▶ TASK DETAILS:
Leave every picture out and write out the records below exactly.

# DATA SUPPLIED start

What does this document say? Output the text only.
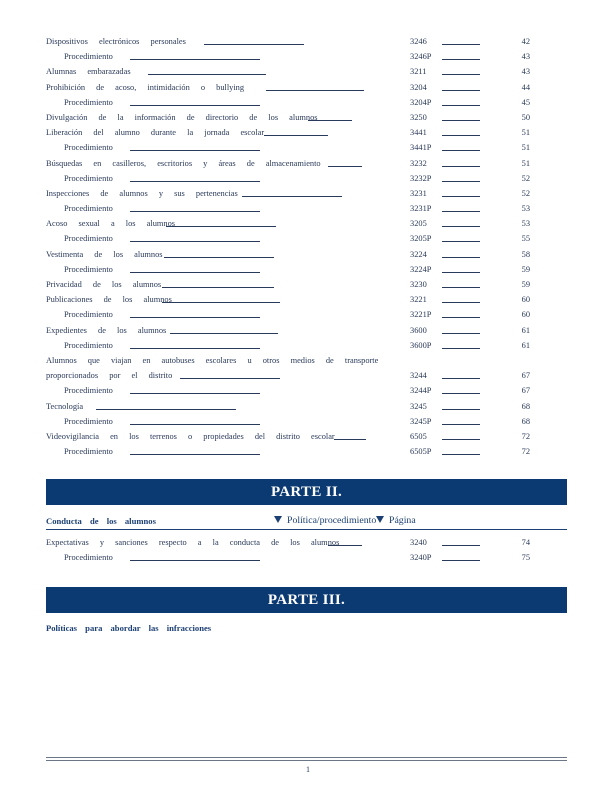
Dispositivos electrónicos personales	3246	42
Procedimiento	3246P	43
Alumnas embarazadas	3211	43
Prohibición de acoso, intimidación o bullying	3204	44
Procedimiento	3204P	45
Divulgación de la información de directorio de los alumnos	3250	50
Liberación del alumno durante la jornada escolar	3441	51
Procedimiento	3441P	51
Búsquedas en casilleros, escritorios y áreas de almacenamiento	3232	51
Procedimiento	3232P	52
Inspecciones de alumnos y sus pertenencias	3231	52
Procedimiento	3231P	53
Acoso sexual a los alumnos	3205	53
Procedimiento	3205P	55
Vestimenta de los alumnos	3224	58
Procedimiento	3224P	59
Privacidad de los alumnos	3230	59
Publicaciones de los alumnos	3221	60
Procedimiento	3221P	60
Expedientes de los alumnos	3600	61
Procedimiento	3600P	61
Alumnos que viajan en autobuses escolares u otros medios de transporte
proporcionados por el distrito	3244	67
Procedimiento	3244P	67
Tecnología	3245	68
Procedimiento	3245P	68
Videovigilancia en los terrenos o propiedades del distrito escolar	6505	72
Procedimiento	6505P	72
PARTE II.
Conducta de los alumnos	Política/procedimiento	Página
Expectativas y sanciones respecto a la conducta de los alumnos	3240	74
Procedimiento	3240P	75
PARTE III.
Políticas para abordar las infracciones
1
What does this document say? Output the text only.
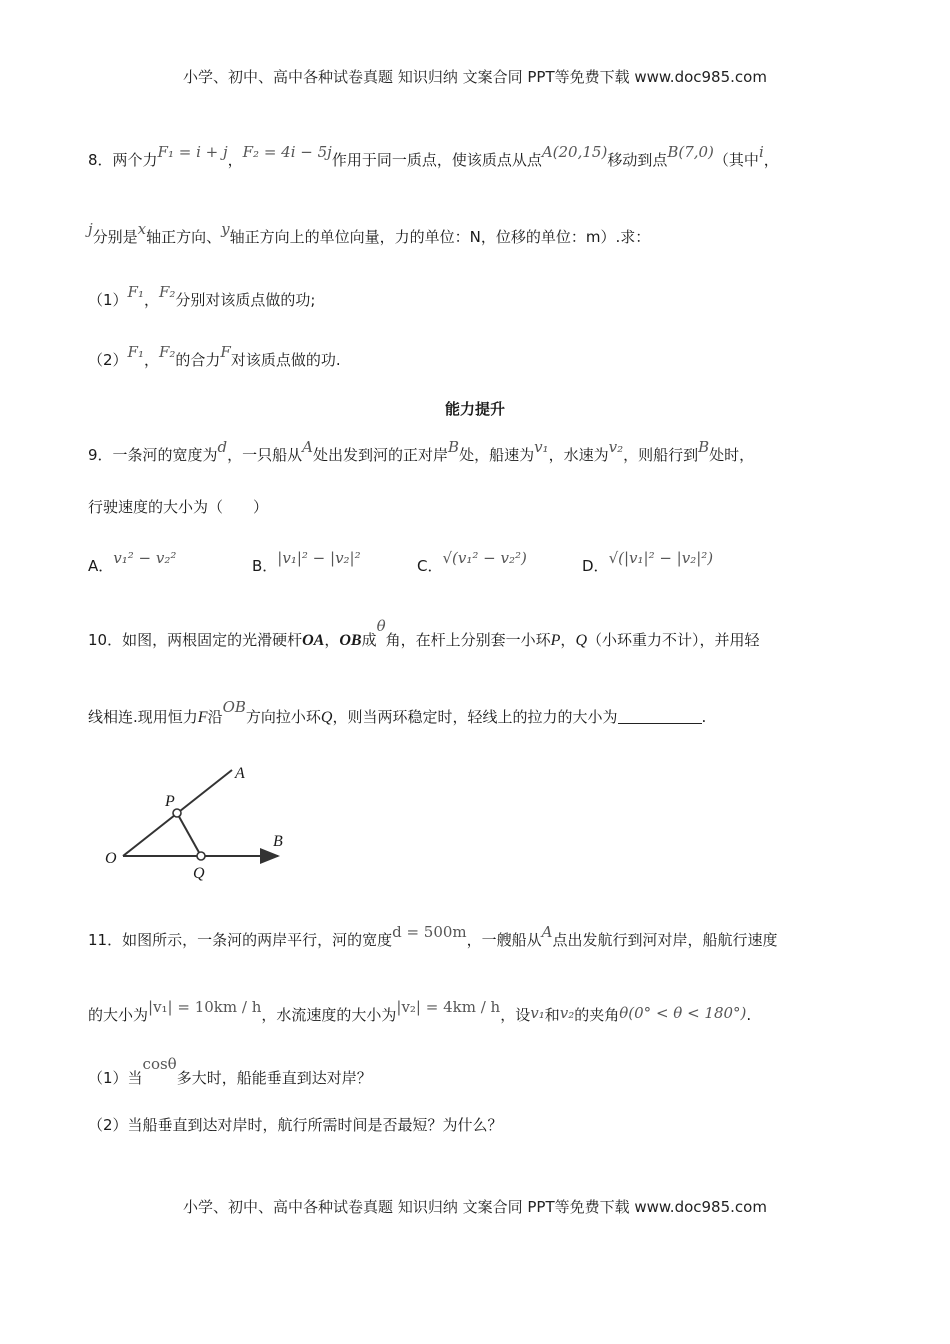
小学、初中、高中各种试卷真题 知识归纳 文案合同 PPT等免费下载 www.doc985.com
8．两个力F₁ = i + j，F₂ = 4i − 5j作用于同一质点，使该质点从点A(20,15)移动到点B(7,0)（其中i，
j分别是x轴正方向、y轴正方向上的单位向量，力的单位：N，位移的单位：m）.求：
（1）F₁，F₂分别对该质点做的功;
（2）F₁，F₂的合力F对该质点做的功.
能力提升
9．一条河的宽度为d，一只船从A处出发到河的正对岸B处，船速为v₁，水速为v₂，则船行到B处时，
行驶速度的大小为（　　）
A．v₁² − v₂²	B．|v₁|² − |v₂|²	C．√(v₁² − v₂²)	D．√(|v₁|² − |v₂|²)
10．如图，两根固定的光滑硬杆OA，OB成θ角，在杆上分别套一小环P，Q（小环重力不计），并用轻
线相连.现用恒力F沿OB方向拉小环Q，则当两环稳定时，轻线上的拉力的大小为	.
A
B
O
P
Q
11．如图所示，一条河的两岸平行，河的宽度d = 500m，一艘船从A点出发航行到河对岸，船航行速度
的大小为|v₁| = 10km / h，水流速度的大小为|v₂| = 4km / h，设v₁和v₂的夹角θ(0° < θ < 180°).
（1）当cosθ多大时，船能垂直到达对岸？
（2）当船垂直到达对岸时，航行所需时间是否最短？为什么？
小学、初中、高中各种试卷真题 知识归纳 文案合同 PPT等免费下载 www.doc985.com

# DATA SUPPLIED end

▶ WRITTEN RESPONSE:
What does this document say? Output the text only.
Dispositivos electrónicos personales	3246	42
Procedimiento	3246P	43
Alumnas embarazadas	3211	43
Prohibición de acoso, intimidación o bullying	3204	44
Procedimiento	3204P	45
Divulgación de la información de directorio de los alumnos	3250	50
Liberación del alumno durante la jornada escolar	3441	51
Procedimiento	3441P	51
Búsquedas en casilleros, escritorios y áreas de almacenamiento	3232	51
Procedimiento	3232P	52
Inspecciones de alumnos y sus pertenencias	3231	52
Procedimiento	3231P	53
Acoso sexual a los alumnos	3205	53
Procedimiento	3205P	55
Vestimenta de los alumnos	3224	58
Procedimiento	3224P	59
Privacidad de los alumnos	3230	59
Publicaciones de los alumnos	3221	60
Procedimiento	3221P	60
Expedientes de los alumnos	3600	61
Procedimiento	3600P	61
Alumnos que viajan en autobuses escolares u otros medios de transporte
proporcionados por el distrito	3244	67
Procedimiento	3244P	67
Tecnología	3245	68
Procedimiento	3245P	68
Videovigilancia en los terrenos o propiedades del distrito escolar	6505	72
Procedimiento	6505P	72
PARTE II.
Conducta de los alumnos	Política/procedimiento	Página
Expectativas y sanciones respecto a la conducta de los alumnos	3240	74
Procedimiento	3240P	75
PARTE III.
Políticas para abordar las infracciones
1
What does this document say? Output the text only.
小学、初中、高中各种试卷真题 知识归纳 文案合同 PPT等免费下载 www.doc985.com
8．两个力F₁ = i + j，F₂ = 4i − 5j作用于同一质点，使该质点从点A(20,15)移动到点B(7,0)（其中i，
j分别是x轴正方向、y轴正方向上的单位向量，力的单位：N，位移的单位：m）.求：
（1）F₁，F₂分别对该质点做的功;
（2）F₁，F₂的合力F对该质点做的功.
能力提升
9．一条河的宽度为d，一只船从A处出发到河的正对岸B处，船速为v₁，水速为v₂，则船行到B处时，
行驶速度的大小为（　　）
A．v₁² − v₂²	B．|v₁|² − |v₂|²	C．√(v₁² − v₂²)	D．√(|v₁|² − |v₂|²)
10．如图，两根固定的光滑硬杆OA，OB成θ角，在杆上分别套一小环P，Q（小环重力不计），并用轻
线相连.现用恒力F沿OB方向拉小环Q，则当两环稳定时，轻线上的拉力的大小为	.
A
B
O
P
Q
11．如图所示，一条河的两岸平行，河的宽度d = 500m，一艘船从A点出发航行到河对岸，船航行速度
的大小为|v₁| = 10km / h，水流速度的大小为|v₂| = 4km / h，设v₁和v₂的夹角θ(0° < θ < 180°).
（1）当cosθ多大时，船能垂直到达对岸？
（2）当船垂直到达对岸时，航行所需时间是否最短？为什么？
小学、初中、高中各种试卷真题 知识归纳 文案合同 PPT等免费下载 www.doc985.com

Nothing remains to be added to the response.